### TASK TO CARRY OUT
Copy each line that holds "specular".

### RECORDS PROVIDED
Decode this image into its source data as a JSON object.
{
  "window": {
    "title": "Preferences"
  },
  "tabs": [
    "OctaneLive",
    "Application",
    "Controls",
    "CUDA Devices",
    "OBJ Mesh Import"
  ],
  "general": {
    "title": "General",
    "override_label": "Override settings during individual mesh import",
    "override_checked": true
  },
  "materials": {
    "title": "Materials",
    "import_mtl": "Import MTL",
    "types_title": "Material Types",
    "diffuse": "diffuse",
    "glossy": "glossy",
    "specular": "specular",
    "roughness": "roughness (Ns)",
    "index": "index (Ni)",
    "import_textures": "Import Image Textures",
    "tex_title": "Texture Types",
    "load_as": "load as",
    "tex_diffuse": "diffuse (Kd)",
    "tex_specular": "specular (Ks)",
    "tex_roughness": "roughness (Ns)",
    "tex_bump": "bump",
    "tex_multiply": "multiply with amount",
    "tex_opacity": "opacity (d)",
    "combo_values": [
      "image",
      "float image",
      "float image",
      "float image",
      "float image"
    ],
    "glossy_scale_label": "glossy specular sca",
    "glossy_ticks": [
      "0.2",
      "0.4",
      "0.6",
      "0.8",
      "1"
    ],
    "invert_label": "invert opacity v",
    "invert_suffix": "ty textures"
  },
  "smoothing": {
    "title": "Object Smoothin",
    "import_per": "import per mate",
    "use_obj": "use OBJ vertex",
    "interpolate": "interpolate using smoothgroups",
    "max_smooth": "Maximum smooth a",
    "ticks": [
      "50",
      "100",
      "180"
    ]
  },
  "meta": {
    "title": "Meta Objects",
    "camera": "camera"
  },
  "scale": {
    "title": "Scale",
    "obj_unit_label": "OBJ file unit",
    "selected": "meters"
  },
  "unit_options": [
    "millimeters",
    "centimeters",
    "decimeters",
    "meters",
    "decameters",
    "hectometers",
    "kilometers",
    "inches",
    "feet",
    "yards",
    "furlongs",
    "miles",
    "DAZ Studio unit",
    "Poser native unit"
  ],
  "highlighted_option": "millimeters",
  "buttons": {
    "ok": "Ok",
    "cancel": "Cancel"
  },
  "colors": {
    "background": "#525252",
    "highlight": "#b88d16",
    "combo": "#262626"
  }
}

### FINISHED EXERCISE
    "specular": "specular",
    "tex_specular": "specular (Ks)",
    "glossy_scale_label": "glossy specular sca",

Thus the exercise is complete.